┌────────

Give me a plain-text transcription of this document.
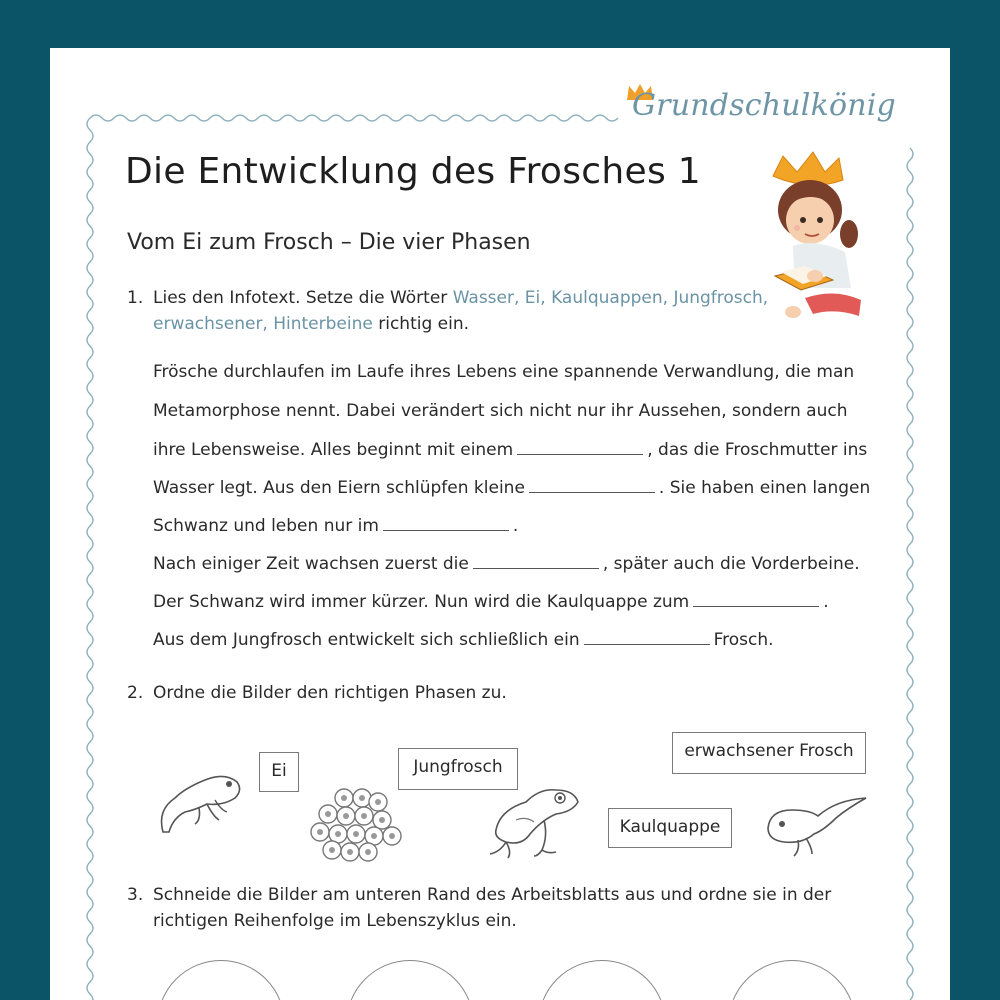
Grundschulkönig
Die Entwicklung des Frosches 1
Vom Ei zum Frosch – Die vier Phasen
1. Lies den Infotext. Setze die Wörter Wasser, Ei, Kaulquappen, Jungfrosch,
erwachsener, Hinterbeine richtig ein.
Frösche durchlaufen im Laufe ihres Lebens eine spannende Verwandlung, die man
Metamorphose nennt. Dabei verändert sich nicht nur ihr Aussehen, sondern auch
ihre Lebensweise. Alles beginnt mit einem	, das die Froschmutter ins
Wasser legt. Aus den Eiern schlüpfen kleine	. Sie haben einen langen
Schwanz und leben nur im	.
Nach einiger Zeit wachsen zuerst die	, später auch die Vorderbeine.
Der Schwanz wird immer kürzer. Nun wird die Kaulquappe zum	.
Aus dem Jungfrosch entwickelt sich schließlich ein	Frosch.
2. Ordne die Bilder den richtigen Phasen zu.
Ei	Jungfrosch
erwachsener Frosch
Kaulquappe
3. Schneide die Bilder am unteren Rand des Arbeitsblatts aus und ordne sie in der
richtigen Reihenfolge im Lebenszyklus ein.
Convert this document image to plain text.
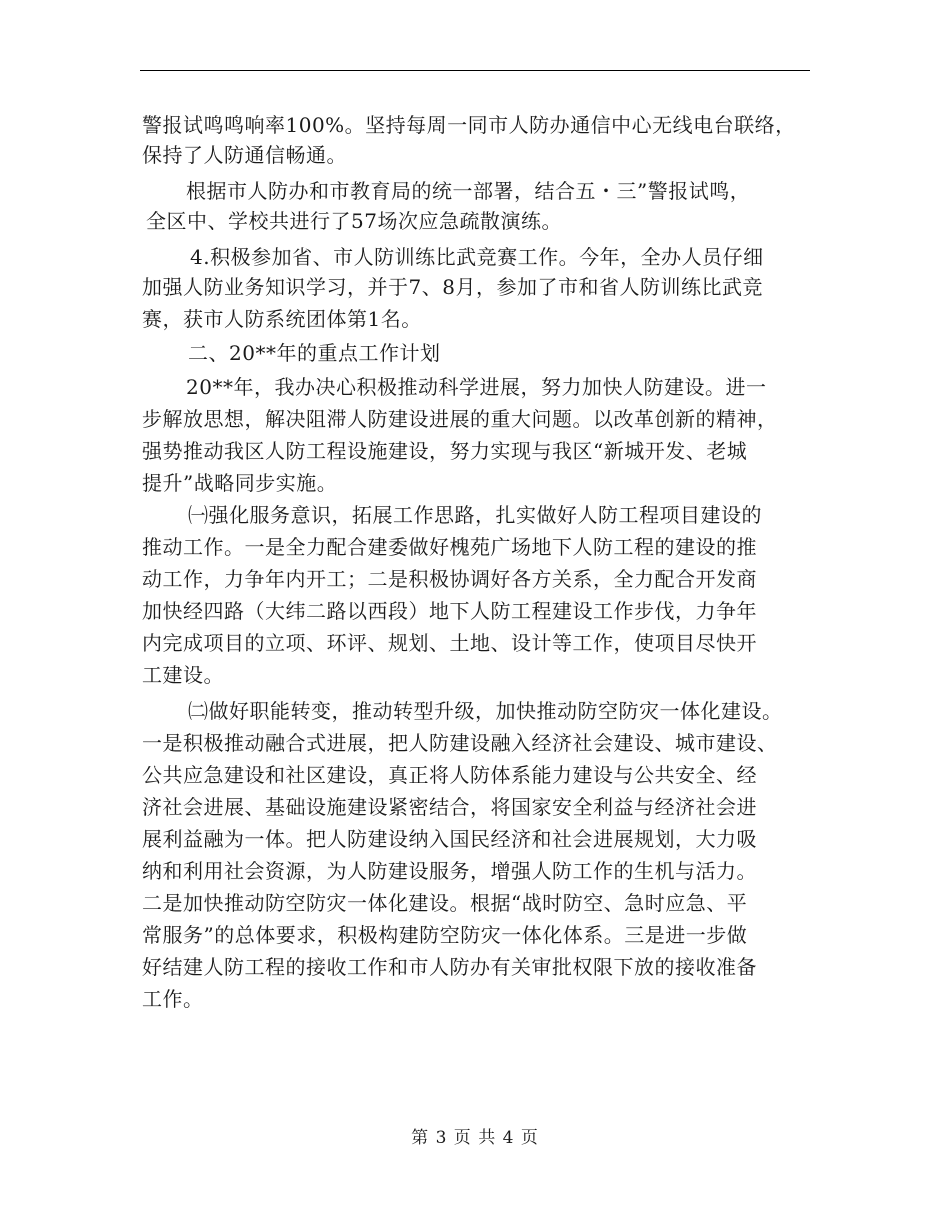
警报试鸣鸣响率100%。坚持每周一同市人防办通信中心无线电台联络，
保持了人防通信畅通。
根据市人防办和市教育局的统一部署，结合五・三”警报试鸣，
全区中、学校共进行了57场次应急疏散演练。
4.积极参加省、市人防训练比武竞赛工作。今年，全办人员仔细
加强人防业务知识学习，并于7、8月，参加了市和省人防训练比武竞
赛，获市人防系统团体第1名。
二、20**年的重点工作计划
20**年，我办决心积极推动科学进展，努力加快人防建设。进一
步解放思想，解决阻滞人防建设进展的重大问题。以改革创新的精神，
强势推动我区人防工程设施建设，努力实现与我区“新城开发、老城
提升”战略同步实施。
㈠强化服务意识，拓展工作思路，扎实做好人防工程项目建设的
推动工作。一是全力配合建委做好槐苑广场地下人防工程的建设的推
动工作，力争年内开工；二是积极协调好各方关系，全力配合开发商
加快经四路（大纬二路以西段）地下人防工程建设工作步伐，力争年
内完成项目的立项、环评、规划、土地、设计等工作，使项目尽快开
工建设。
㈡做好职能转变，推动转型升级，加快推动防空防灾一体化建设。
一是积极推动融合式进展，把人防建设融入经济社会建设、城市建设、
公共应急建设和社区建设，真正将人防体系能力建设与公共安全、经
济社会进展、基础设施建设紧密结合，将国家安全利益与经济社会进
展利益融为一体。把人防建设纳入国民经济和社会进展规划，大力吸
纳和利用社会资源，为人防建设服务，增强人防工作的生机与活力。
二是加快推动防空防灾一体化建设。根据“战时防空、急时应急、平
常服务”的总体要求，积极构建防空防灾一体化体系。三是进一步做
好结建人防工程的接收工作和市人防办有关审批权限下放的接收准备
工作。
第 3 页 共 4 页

└────────

• Given request:
Reproduce each line of the records exactly, and omit every picture.

• Answer to the problem:
Give me a plain-text transcription of this document.
Grundschulkönig
Die Entwicklung des Frosches 1
Vom Ei zum Frosch – Die vier Phasen
1. Lies den Infotext. Setze die Wörter Wasser, Ei, Kaulquappen, Jungfrosch,
erwachsener, Hinterbeine richtig ein.
Frösche durchlaufen im Laufe ihres Lebens eine spannende Verwandlung, die man
Metamorphose nennt. Dabei verändert sich nicht nur ihr Aussehen, sondern auch
ihre Lebensweise. Alles beginnt mit einem	, das die Froschmutter ins
Wasser legt. Aus den Eiern schlüpfen kleine	. Sie haben einen langen
Schwanz und leben nur im	.
Nach einiger Zeit wachsen zuerst die	, später auch die Vorderbeine.
Der Schwanz wird immer kürzer. Nun wird die Kaulquappe zum	.
Aus dem Jungfrosch entwickelt sich schließlich ein	Frosch.
2. Ordne die Bilder den richtigen Phasen zu.
Ei	Jungfrosch
erwachsener Frosch
Kaulquappe
3. Schneide die Bilder am unteren Rand des Arbeitsblatts aus und ordne sie in der
richtigen Reihenfolge im Lebenszyklus ein.
Convert this document image to plain text.
警报试鸣鸣响率100%。坚持每周一同市人防办通信中心无线电台联络，
保持了人防通信畅通。
根据市人防办和市教育局的统一部署，结合五・三”警报试鸣，
全区中、学校共进行了57场次应急疏散演练。
4.积极参加省、市人防训练比武竞赛工作。今年，全办人员仔细
加强人防业务知识学习，并于7、8月，参加了市和省人防训练比武竞
赛，获市人防系统团体第1名。
二、20**年的重点工作计划
20**年，我办决心积极推动科学进展，努力加快人防建设。进一
步解放思想，解决阻滞人防建设进展的重大问题。以改革创新的精神，
强势推动我区人防工程设施建设，努力实现与我区“新城开发、老城
提升”战略同步实施。
㈠强化服务意识，拓展工作思路，扎实做好人防工程项目建设的
推动工作。一是全力配合建委做好槐苑广场地下人防工程的建设的推
动工作，力争年内开工；二是积极协调好各方关系，全力配合开发商
加快经四路（大纬二路以西段）地下人防工程建设工作步伐，力争年
内完成项目的立项、环评、规划、土地、设计等工作，使项目尽快开
工建设。
㈡做好职能转变，推动转型升级，加快推动防空防灾一体化建设。
一是积极推动融合式进展，把人防建设融入经济社会建设、城市建设、
公共应急建设和社区建设，真正将人防体系能力建设与公共安全、经
济社会进展、基础设施建设紧密结合，将国家安全利益与经济社会进
展利益融为一体。把人防建设纳入国民经济和社会进展规划，大力吸
纳和利用社会资源，为人防建设服务，增强人防工作的生机与活力。
二是加快推动防空防灾一体化建设。根据“战时防空、急时应急、平
常服务”的总体要求，积极构建防空防灾一体化体系。三是进一步做
好结建人防工程的接收工作和市人防办有关审批权限下放的接收准备
工作。
第 3 页 共 4 页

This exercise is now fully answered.